■ PROBLEM DETAILS: Pull out every line of the records that contains the string "decoration", with case counting.
:: EXTRACTED DATA
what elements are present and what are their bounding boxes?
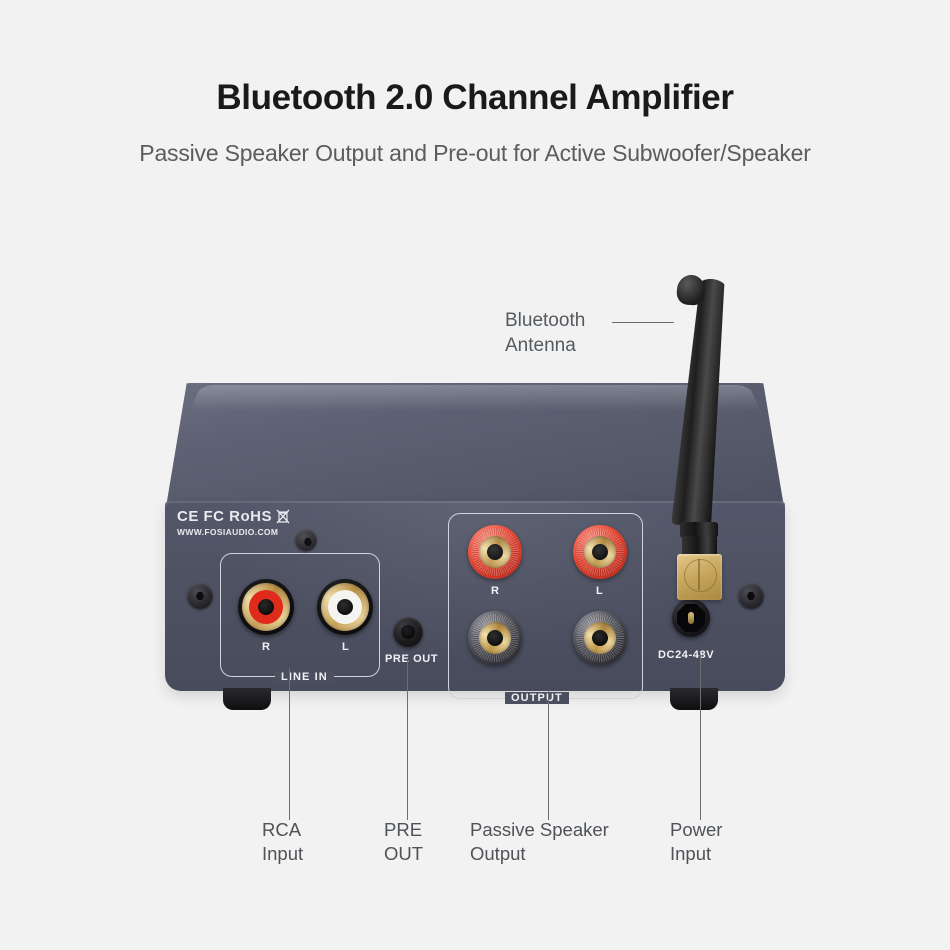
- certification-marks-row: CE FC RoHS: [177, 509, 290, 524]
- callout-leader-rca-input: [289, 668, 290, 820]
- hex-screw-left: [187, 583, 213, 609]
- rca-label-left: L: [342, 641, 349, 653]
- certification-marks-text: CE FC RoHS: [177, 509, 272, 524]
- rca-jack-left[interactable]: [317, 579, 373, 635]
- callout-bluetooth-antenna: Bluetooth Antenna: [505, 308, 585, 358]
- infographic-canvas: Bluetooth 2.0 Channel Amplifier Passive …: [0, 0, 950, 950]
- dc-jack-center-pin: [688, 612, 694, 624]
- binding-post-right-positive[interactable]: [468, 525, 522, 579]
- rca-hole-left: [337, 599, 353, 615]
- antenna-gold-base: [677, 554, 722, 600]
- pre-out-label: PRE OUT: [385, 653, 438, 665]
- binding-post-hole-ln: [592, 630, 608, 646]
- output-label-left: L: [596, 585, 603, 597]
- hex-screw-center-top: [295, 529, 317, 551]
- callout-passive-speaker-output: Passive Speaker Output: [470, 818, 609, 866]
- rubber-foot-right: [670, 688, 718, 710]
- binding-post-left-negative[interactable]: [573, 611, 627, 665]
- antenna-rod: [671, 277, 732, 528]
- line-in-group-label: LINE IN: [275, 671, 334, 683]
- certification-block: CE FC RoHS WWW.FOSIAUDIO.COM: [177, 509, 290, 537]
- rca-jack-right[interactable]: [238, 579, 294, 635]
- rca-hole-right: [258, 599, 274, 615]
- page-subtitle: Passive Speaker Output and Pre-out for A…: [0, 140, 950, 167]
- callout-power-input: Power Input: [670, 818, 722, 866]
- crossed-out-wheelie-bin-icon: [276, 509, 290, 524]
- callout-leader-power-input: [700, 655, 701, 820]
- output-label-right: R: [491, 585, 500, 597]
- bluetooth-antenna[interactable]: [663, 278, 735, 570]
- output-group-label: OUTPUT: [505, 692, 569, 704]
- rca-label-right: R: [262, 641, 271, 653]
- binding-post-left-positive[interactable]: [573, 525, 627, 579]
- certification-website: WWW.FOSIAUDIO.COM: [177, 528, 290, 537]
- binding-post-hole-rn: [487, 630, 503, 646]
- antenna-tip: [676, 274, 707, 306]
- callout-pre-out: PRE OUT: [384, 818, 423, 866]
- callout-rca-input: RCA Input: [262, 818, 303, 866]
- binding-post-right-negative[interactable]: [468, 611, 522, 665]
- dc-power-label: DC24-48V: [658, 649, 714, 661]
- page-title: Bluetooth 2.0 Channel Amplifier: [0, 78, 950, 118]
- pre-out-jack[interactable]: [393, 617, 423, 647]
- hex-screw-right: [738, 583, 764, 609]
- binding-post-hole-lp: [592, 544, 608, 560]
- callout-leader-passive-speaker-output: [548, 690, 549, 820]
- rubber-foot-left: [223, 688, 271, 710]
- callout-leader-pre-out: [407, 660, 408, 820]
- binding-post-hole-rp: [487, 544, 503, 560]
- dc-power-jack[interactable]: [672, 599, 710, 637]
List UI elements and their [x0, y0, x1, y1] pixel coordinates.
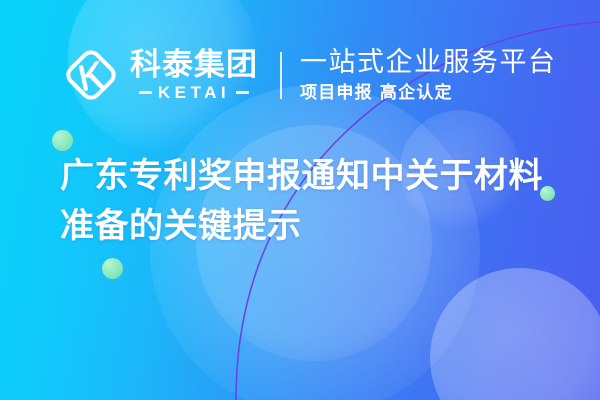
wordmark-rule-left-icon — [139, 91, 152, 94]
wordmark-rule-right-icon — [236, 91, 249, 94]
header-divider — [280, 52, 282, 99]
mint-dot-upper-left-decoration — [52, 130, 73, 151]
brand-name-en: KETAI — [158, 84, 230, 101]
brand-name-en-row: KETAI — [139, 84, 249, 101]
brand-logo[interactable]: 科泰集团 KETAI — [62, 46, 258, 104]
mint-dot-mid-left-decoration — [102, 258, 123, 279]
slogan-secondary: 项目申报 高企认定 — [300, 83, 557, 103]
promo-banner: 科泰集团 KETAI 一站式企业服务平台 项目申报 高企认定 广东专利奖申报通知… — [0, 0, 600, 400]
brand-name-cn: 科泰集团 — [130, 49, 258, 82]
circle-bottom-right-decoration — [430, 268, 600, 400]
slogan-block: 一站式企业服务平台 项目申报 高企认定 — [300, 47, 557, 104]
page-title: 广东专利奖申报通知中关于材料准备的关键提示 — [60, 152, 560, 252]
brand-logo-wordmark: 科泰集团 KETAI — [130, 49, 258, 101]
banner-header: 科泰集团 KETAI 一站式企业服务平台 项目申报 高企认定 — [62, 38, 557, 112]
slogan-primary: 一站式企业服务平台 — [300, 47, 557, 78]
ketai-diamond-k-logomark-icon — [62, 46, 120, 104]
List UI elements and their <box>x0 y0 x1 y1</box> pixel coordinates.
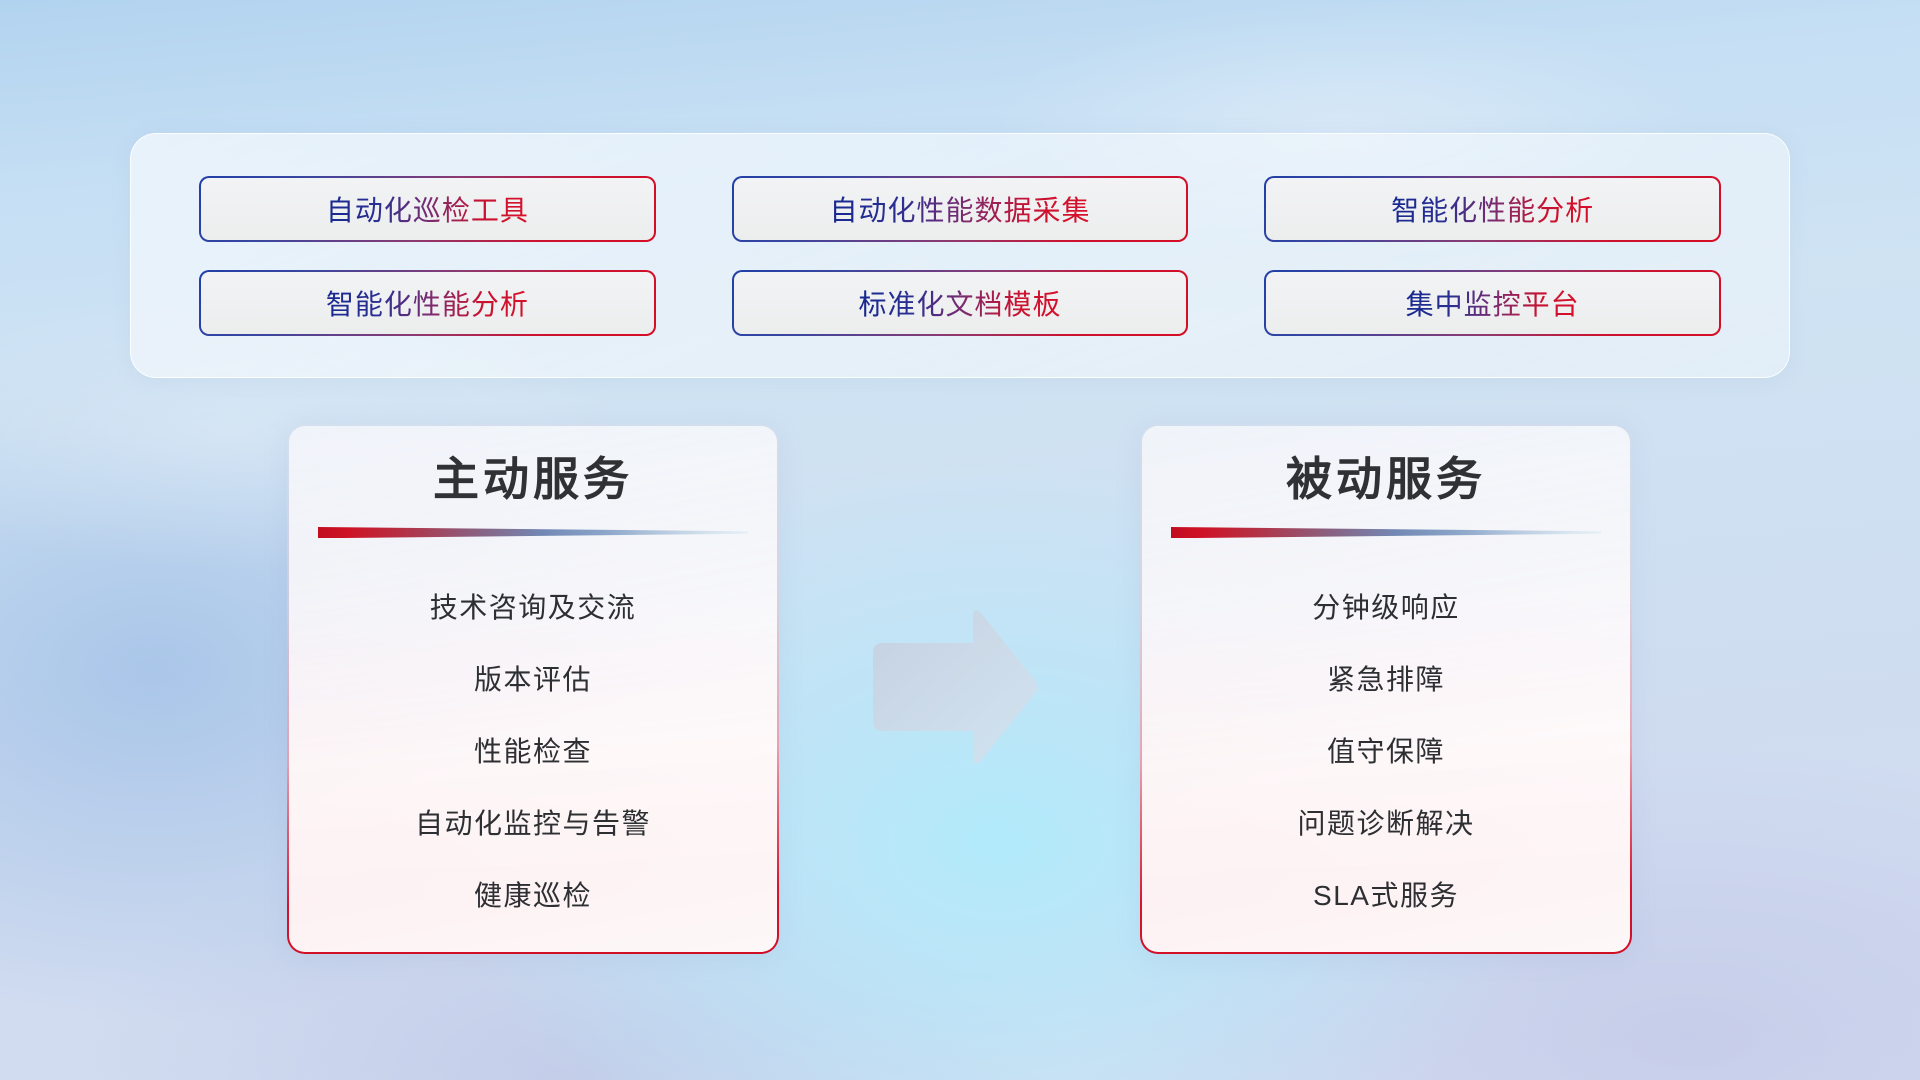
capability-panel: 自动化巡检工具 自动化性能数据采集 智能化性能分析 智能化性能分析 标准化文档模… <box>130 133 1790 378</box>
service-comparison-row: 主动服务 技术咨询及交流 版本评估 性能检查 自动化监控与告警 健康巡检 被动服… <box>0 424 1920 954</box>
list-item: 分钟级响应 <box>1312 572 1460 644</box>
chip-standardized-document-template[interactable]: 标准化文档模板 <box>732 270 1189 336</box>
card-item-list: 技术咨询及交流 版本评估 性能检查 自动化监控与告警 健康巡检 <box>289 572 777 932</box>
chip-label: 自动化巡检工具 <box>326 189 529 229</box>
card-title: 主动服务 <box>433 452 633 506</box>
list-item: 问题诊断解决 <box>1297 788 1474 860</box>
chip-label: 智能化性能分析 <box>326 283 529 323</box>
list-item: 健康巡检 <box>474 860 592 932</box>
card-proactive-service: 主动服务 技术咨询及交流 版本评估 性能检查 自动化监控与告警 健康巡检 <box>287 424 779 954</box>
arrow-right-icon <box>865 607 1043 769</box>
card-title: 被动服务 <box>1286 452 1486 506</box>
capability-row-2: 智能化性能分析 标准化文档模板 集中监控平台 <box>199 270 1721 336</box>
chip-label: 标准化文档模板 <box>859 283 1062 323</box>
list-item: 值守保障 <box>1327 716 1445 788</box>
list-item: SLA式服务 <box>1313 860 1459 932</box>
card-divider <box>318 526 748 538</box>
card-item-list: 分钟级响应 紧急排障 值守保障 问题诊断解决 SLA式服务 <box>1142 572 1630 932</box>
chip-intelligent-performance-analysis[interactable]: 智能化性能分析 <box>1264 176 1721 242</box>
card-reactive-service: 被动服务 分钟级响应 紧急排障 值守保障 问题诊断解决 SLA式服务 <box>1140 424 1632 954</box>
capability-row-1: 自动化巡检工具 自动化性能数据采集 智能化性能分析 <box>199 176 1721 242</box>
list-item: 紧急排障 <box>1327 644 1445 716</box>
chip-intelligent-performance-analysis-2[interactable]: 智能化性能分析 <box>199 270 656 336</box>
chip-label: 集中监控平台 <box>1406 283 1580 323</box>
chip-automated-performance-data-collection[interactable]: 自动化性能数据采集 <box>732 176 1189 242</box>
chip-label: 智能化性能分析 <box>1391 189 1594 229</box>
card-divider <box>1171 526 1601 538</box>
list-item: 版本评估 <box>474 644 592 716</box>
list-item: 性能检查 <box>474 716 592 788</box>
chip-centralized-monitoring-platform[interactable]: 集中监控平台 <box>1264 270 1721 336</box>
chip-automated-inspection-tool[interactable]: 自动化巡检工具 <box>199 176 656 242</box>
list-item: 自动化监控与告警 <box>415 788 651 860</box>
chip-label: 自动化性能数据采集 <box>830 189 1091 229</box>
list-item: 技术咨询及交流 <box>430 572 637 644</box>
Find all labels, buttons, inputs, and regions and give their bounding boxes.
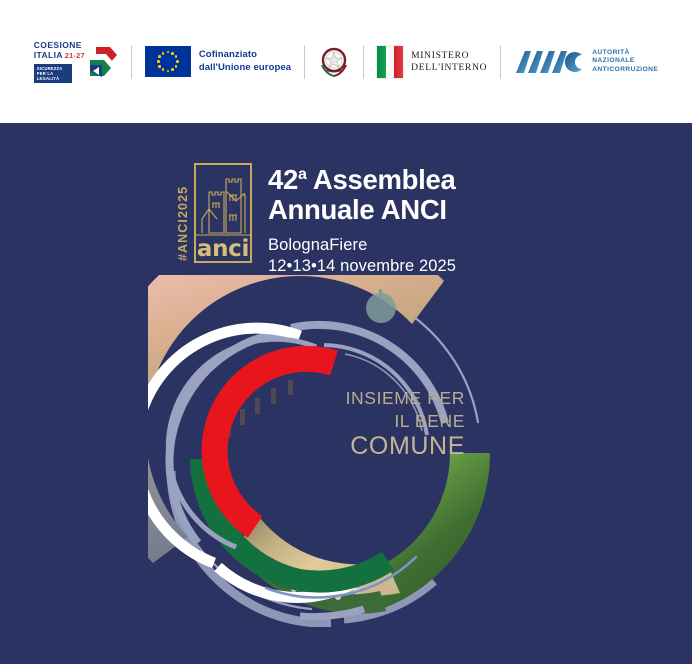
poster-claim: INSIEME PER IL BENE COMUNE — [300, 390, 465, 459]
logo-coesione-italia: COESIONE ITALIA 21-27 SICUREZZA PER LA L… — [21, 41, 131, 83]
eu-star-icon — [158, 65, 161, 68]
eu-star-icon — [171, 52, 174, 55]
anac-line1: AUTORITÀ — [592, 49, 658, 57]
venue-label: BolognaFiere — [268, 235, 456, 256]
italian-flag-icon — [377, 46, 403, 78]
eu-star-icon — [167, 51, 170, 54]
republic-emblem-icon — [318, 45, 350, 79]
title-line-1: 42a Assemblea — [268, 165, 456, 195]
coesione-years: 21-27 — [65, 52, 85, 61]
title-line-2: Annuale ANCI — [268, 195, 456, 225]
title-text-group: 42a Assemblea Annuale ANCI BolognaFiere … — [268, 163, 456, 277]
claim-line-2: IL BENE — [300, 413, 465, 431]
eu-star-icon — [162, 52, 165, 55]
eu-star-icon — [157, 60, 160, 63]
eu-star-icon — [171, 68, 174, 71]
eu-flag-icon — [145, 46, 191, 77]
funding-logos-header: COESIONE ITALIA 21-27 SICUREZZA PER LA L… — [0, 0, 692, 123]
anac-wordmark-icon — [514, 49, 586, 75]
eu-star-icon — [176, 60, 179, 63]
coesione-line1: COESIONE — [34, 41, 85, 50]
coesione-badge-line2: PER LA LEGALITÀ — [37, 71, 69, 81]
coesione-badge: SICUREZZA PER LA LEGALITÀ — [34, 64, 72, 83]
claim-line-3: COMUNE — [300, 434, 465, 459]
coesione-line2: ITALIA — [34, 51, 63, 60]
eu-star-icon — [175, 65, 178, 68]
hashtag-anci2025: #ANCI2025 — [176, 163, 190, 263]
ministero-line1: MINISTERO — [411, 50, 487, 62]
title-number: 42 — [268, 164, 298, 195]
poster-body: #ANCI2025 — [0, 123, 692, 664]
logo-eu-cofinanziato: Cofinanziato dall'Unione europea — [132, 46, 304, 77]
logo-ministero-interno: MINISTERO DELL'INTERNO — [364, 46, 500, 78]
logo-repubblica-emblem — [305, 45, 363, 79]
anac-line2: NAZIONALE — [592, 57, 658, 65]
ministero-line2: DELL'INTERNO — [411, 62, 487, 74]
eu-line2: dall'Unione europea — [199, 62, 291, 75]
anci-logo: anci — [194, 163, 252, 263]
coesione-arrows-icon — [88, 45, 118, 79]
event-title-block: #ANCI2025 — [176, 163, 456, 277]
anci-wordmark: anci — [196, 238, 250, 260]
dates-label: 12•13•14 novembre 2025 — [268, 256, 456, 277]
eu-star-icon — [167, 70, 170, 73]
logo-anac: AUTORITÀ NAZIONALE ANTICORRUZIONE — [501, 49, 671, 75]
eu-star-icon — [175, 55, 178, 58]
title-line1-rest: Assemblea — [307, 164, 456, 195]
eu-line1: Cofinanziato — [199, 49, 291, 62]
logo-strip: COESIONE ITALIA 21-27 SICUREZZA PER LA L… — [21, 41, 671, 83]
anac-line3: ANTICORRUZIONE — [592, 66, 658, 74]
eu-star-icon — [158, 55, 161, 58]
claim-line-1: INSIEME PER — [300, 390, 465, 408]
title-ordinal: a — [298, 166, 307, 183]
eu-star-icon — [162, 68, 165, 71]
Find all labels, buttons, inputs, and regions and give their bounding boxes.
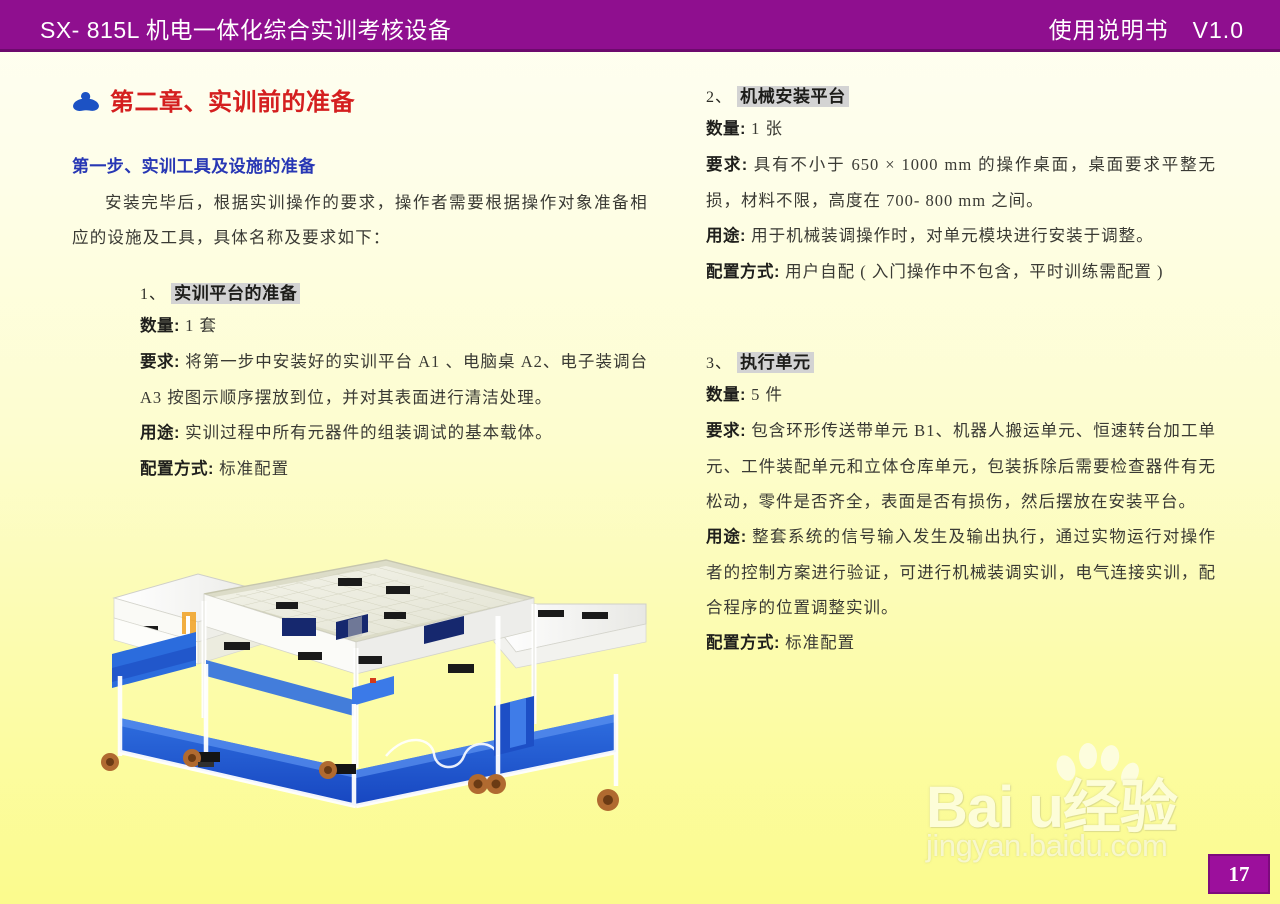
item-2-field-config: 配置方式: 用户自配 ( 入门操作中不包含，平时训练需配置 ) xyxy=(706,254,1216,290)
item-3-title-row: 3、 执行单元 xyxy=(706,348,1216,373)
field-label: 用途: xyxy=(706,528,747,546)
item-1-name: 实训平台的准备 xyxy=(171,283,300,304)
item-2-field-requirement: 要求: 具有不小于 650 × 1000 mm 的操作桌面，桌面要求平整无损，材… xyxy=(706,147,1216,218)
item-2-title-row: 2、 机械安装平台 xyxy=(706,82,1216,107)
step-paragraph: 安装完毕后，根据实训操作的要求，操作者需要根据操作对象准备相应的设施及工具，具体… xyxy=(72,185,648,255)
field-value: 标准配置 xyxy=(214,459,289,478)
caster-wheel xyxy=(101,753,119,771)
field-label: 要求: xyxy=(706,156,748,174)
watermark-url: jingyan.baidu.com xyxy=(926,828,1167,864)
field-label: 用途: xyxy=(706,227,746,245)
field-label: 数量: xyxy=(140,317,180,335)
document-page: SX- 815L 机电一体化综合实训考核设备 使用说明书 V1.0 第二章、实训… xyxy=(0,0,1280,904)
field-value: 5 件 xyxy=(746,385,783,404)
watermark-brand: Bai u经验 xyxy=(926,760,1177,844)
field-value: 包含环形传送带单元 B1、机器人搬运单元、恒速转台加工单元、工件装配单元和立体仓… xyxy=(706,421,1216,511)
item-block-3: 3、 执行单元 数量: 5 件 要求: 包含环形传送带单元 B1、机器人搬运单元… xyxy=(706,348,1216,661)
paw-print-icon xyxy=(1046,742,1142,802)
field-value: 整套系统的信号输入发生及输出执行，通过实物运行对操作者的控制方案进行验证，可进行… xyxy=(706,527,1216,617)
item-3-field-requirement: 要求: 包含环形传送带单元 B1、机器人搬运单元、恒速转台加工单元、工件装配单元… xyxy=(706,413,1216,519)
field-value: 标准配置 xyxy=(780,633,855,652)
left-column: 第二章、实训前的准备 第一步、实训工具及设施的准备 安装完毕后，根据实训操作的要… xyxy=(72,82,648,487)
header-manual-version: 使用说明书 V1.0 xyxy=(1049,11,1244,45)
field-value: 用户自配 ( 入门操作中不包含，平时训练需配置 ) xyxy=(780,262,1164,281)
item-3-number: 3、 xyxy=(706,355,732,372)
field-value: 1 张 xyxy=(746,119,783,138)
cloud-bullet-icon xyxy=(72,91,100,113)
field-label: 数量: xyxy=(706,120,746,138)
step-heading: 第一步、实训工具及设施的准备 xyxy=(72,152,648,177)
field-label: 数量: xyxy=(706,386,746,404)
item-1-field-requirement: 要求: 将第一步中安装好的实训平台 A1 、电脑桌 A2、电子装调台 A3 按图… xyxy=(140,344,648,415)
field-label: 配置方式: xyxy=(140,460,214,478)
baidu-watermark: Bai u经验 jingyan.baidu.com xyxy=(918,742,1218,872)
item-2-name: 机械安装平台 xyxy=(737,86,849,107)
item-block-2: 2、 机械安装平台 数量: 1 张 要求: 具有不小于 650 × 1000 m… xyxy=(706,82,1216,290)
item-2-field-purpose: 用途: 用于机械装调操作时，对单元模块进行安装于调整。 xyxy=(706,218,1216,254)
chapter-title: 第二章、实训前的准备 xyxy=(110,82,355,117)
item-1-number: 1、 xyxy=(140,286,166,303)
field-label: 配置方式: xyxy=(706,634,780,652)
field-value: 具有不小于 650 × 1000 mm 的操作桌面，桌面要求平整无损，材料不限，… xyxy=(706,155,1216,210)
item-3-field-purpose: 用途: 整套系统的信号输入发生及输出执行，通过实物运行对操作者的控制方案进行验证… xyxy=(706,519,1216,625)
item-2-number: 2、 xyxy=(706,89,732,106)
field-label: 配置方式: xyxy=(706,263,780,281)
::::
■ TASK RESPONSE:
mint-dot-upper-left-decoration — [52, 130, 73, 151]
mint-dot-mid-left-decoration — [102, 258, 123, 279]
circle-bottom-right-decoration — [430, 268, 600, 400]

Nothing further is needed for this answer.